Record set:
Start

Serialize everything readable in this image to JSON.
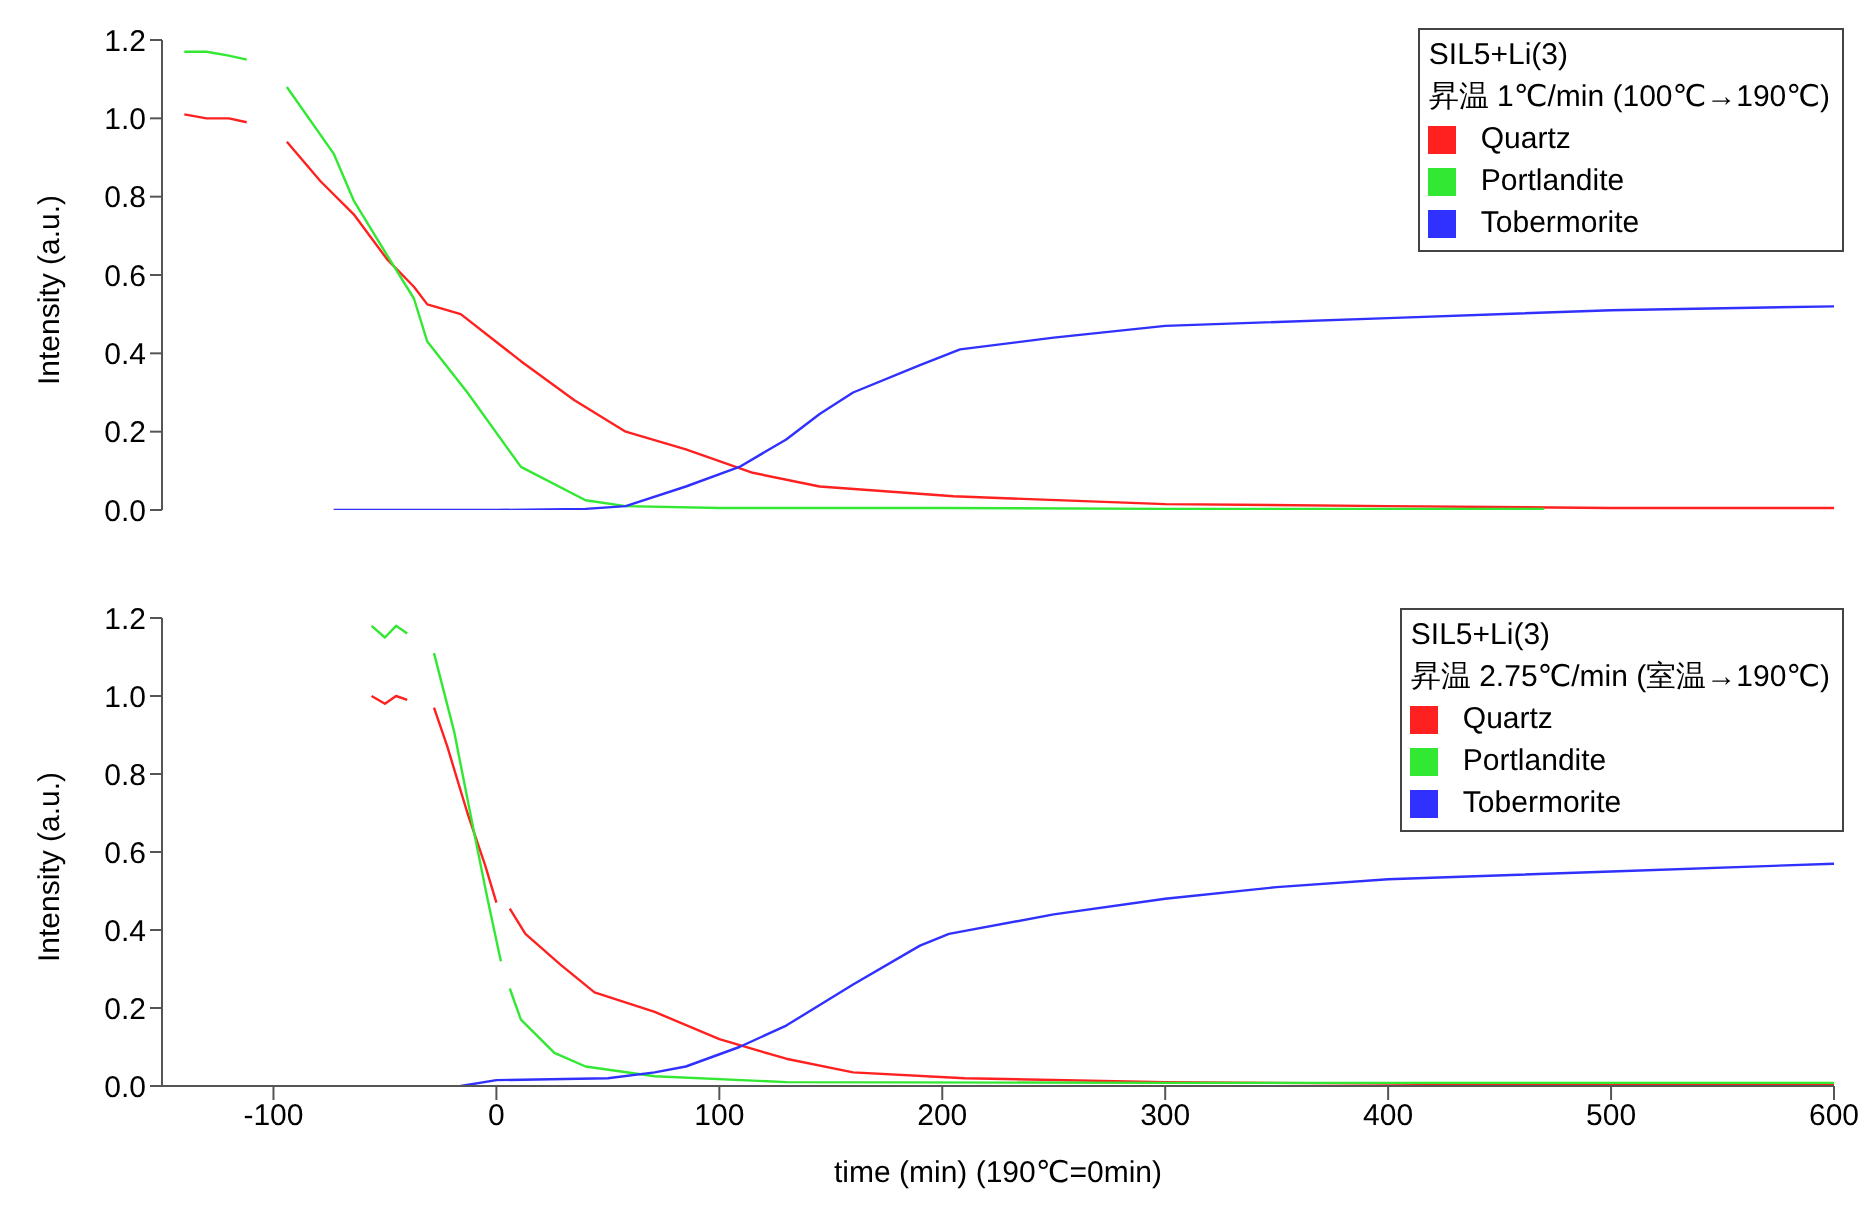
{
  "chart_data": [
    {
      "type": "line",
      "ylabel": "Intensity (a.u.)",
      "legend_title": "SIL5+Li(3)\n昇温 1℃/min (100℃→190℃)",
      "legend": "top right",
      "tick_labels": "y",
      "line_style": "solid",
      "xlim": [
        -150,
        600
      ],
      "xticks": [
        -100,
        0,
        100,
        200,
        300,
        400,
        500,
        600
      ],
      "ylim": [
        0,
        1.2
      ],
      "yticks": [
        {
          "value": 0,
          "label": "0.0"
        },
        {
          "value": 0.2,
          "label": "0.2"
        },
        {
          "value": 0.4,
          "label": "0.4"
        },
        {
          "value": 0.6,
          "label": "0.6"
        },
        {
          "value": 0.8,
          "label": "0.8"
        },
        {
          "value": 1,
          "label": "1.0"
        },
        {
          "value": 1.2,
          "label": "1.2"
        }
      ],
      "series": [
        {
          "name": "Quartz",
          "color": "#ff2020",
          "x": [
            -140,
            -130,
            -120,
            -112,
            -103,
            -94,
            -79,
            -64,
            -49,
            -37,
            -31,
            -16,
            11,
            35,
            58,
            85,
            115,
            145,
            205,
            300,
            400,
            500,
            600
          ],
          "values": [
            1.01,
            1.0,
            1.0,
            0.99,
            null,
            0.94,
            0.84,
            0.755,
            0.64,
            0.57,
            0.525,
            0.5,
            0.38,
            0.28,
            0.2,
            0.155,
            0.095,
            0.06,
            0.035,
            0.015,
            0.01,
            0.005,
            0.005
          ]
        },
        {
          "name": "Portlandite",
          "color": "#33e833",
          "x": [
            -140,
            -130,
            -120,
            -112,
            -103,
            -94,
            -73,
            -64,
            -49,
            -37,
            -31,
            -13,
            11,
            40,
            58,
            100,
            200,
            300,
            400,
            470
          ],
          "values": [
            1.17,
            1.17,
            1.16,
            1.15,
            null,
            1.08,
            0.91,
            0.79,
            0.65,
            0.54,
            0.43,
            0.3,
            0.11,
            0.025,
            0.01,
            0.005,
            0.005,
            0.003,
            0.003,
            0.003
          ]
        },
        {
          "name": "Tobermorite",
          "color": "#3030ff",
          "x": [
            -73,
            0,
            40,
            58,
            85,
            109,
            130,
            145,
            160,
            190,
            208,
            250,
            300,
            400,
            500,
            600
          ],
          "values": [
            0,
            0,
            0.003,
            0.01,
            0.06,
            0.11,
            0.18,
            0.245,
            0.3,
            0.37,
            0.41,
            0.44,
            0.47,
            0.49,
            0.51,
            0.52
          ]
        }
      ]
    },
    {
      "type": "line",
      "xlabel": "time (min) (190℃=0min)",
      "ylabel": "Intensity (a.u.)",
      "legend_title": "SIL5+Li(3)\n昇温 2.75℃/min (室温→190℃)",
      "legend": "top right",
      "line_style": "solid",
      "xlim": [
        -150,
        600
      ],
      "xticks": [
        -100,
        0,
        100,
        200,
        300,
        400,
        500,
        600
      ],
      "ylim": [
        0,
        1.2
      ],
      "yticks": [
        {
          "value": 0,
          "label": "0.0"
        },
        {
          "value": 0.2,
          "label": "0.2"
        },
        {
          "value": 0.4,
          "label": "0.4"
        },
        {
          "value": 0.6,
          "label": "0.6"
        },
        {
          "value": 0.8,
          "label": "0.8"
        },
        {
          "value": 1,
          "label": "1.0"
        },
        {
          "value": 1.2,
          "label": "1.2"
        }
      ],
      "series": [
        {
          "name": "Quartz",
          "color": "#ff2020",
          "x": [
            -56,
            -50,
            -45,
            -40,
            -34,
            -28,
            -22,
            -13,
            -5,
            0,
            3,
            6,
            13,
            29,
            44,
            71,
            100,
            130,
            160,
            210,
            300,
            400,
            500,
            600
          ],
          "values": [
            1.0,
            0.98,
            1.0,
            0.99,
            null,
            0.97,
            0.87,
            0.7,
            0.565,
            0.47,
            null,
            0.455,
            0.39,
            0.31,
            0.24,
            0.19,
            0.12,
            0.07,
            0.035,
            0.02,
            0.01,
            0.006,
            0.002,
            0.002
          ]
        },
        {
          "name": "Portlandite",
          "color": "#33e833",
          "x": [
            -56,
            -50,
            -45,
            -40,
            -34,
            -28,
            -19,
            -10,
            -4,
            2,
            4,
            6,
            11,
            26,
            40,
            71,
            130,
            300,
            450,
            600
          ],
          "values": [
            1.18,
            1.15,
            1.18,
            1.16,
            null,
            1.11,
            0.91,
            0.65,
            0.48,
            0.32,
            null,
            0.25,
            0.17,
            0.085,
            0.05,
            0.025,
            0.01,
            0.008,
            0.008,
            0.008
          ]
        },
        {
          "name": "Tobermorite",
          "color": "#3030ff",
          "x": [
            -16,
            0,
            50,
            71,
            85,
            109,
            130,
            160,
            190,
            203,
            250,
            300,
            350,
            400,
            500,
            600
          ],
          "values": [
            0,
            0.015,
            0.02,
            0.035,
            0.05,
            0.1,
            0.155,
            0.26,
            0.36,
            0.39,
            0.44,
            0.48,
            0.51,
            0.53,
            0.55,
            0.57
          ]
        }
      ]
    }
  ]
}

End

To be done:
Reproduce every entry word for word, but skip any pictures.

Correct answer:
Serialize everything readable in this image to JSON.
{
  "chart_data": [
    {
      "type": "line",
      "ylabel": "Intensity (a.u.)",
      "legend_title": "SIL5+Li(3)\n昇温 1℃/min (100℃→190℃)",
      "legend": "top right",
      "tick_labels": "y",
      "line_style": "solid",
      "xlim": [
        -150,
        600
      ],
      "xticks": [
        -100,
        0,
        100,
        200,
        300,
        400,
        500,
        600
      ],
      "ylim": [
        0,
        1.2
      ],
      "yticks": [
        {
          "value": 0,
          "label": "0.0"
        },
        {
          "value": 0.2,
          "label": "0.2"
        },
        {
          "value": 0.4,
          "label": "0.4"
        },
        {
          "value": 0.6,
          "label": "0.6"
        },
        {
          "value": 0.8,
          "label": "0.8"
        },
        {
          "value": 1,
          "label": "1.0"
        },
        {
          "value": 1.2,
          "label": "1.2"
        }
      ],
      "series": [
        {
          "name": "Quartz",
          "color": "#ff2020",
          "x": [
            -140,
            -130,
            -120,
            -112,
            -103,
            -94,
            -79,
            -64,
            -49,
            -37,
            -31,
            -16,
            11,
            35,
            58,
            85,
            115,
            145,
            205,
            300,
            400,
            500,
            600
          ],
          "values": [
            1.01,
            1.0,
            1.0,
            0.99,
            null,
            0.94,
            0.84,
            0.755,
            0.64,
            0.57,
            0.525,
            0.5,
            0.38,
            0.28,
            0.2,
            0.155,
            0.095,
            0.06,
            0.035,
            0.015,
            0.01,
            0.005,
            0.005
          ]
        },
        {
          "name": "Portlandite",
          "color": "#33e833",
          "x": [
            -140,
            -130,
            -120,
            -112,
            -103,
            -94,
            -73,
            -64,
            -49,
            -37,
            -31,
            -13,
            11,
            40,
            58,
            100,
            200,
            300,
            400,
            470
          ],
          "values": [
            1.17,
            1.17,
            1.16,
            1.15,
            null,
            1.08,
            0.91,
            0.79,
            0.65,
            0.54,
            0.43,
            0.3,
            0.11,
            0.025,
            0.01,
            0.005,
            0.005,
            0.003,
            0.003,
            0.003
          ]
        },
        {
          "name": "Tobermorite",
          "color": "#3030ff",
          "x": [
            -73,
            0,
            40,
            58,
            85,
            109,
            130,
            145,
            160,
            190,
            208,
            250,
            300,
            400,
            500,
            600
          ],
          "values": [
            0,
            0,
            0.003,
            0.01,
            0.06,
            0.11,
            0.18,
            0.245,
            0.3,
            0.37,
            0.41,
            0.44,
            0.47,
            0.49,
            0.51,
            0.52
          ]
        }
      ]
    },
    {
      "type": "line",
      "xlabel": "time (min) (190℃=0min)",
      "ylabel": "Intensity (a.u.)",
      "legend_title": "SIL5+Li(3)\n昇温 2.75℃/min (室温→190℃)",
      "legend": "top right",
      "line_style": "solid",
      "xlim": [
        -150,
        600
      ],
      "xticks": [
        -100,
        0,
        100,
        200,
        300,
        400,
        500,
        600
      ],
      "ylim": [
        0,
        1.2
      ],
      "yticks": [
        {
          "value": 0,
          "label": "0.0"
        },
        {
          "value": 0.2,
          "label": "0.2"
        },
        {
          "value": 0.4,
          "label": "0.4"
        },
        {
          "value": 0.6,
          "label": "0.6"
        },
        {
          "value": 0.8,
          "label": "0.8"
        },
        {
          "value": 1,
          "label": "1.0"
        },
        {
          "value": 1.2,
          "label": "1.2"
        }
      ],
      "series": [
        {
          "name": "Quartz",
          "color": "#ff2020",
          "x": [
            -56,
            -50,
            -45,
            -40,
            -34,
            -28,
            -22,
            -13,
            -5,
            0,
            3,
            6,
            13,
            29,
            44,
            71,
            100,
            130,
            160,
            210,
            300,
            400,
            500,
            600
          ],
          "values": [
            1.0,
            0.98,
            1.0,
            0.99,
            null,
            0.97,
            0.87,
            0.7,
            0.565,
            0.47,
            null,
            0.455,
            0.39,
            0.31,
            0.24,
            0.19,
            0.12,
            0.07,
            0.035,
            0.02,
            0.01,
            0.006,
            0.002,
            0.002
          ]
        },
        {
          "name": "Portlandite",
          "color": "#33e833",
          "x": [
            -56,
            -50,
            -45,
            -40,
            -34,
            -28,
            -19,
            -10,
            -4,
            2,
            4,
            6,
            11,
            26,
            40,
            71,
            130,
            300,
            450,
            600
          ],
          "values": [
            1.18,
            1.15,
            1.18,
            1.16,
            null,
            1.11,
            0.91,
            0.65,
            0.48,
            0.32,
            null,
            0.25,
            0.17,
            0.085,
            0.05,
            0.025,
            0.01,
            0.008,
            0.008,
            0.008
          ]
        },
        {
          "name": "Tobermorite",
          "color": "#3030ff",
          "x": [
            -16,
            0,
            50,
            71,
            85,
            109,
            130,
            160,
            190,
            203,
            250,
            300,
            350,
            400,
            500,
            600
          ],
          "values": [
            0,
            0.015,
            0.02,
            0.035,
            0.05,
            0.1,
            0.155,
            0.26,
            0.36,
            0.39,
            0.44,
            0.48,
            0.51,
            0.53,
            0.55,
            0.57
          ]
        }
      ]
    }
  ]
}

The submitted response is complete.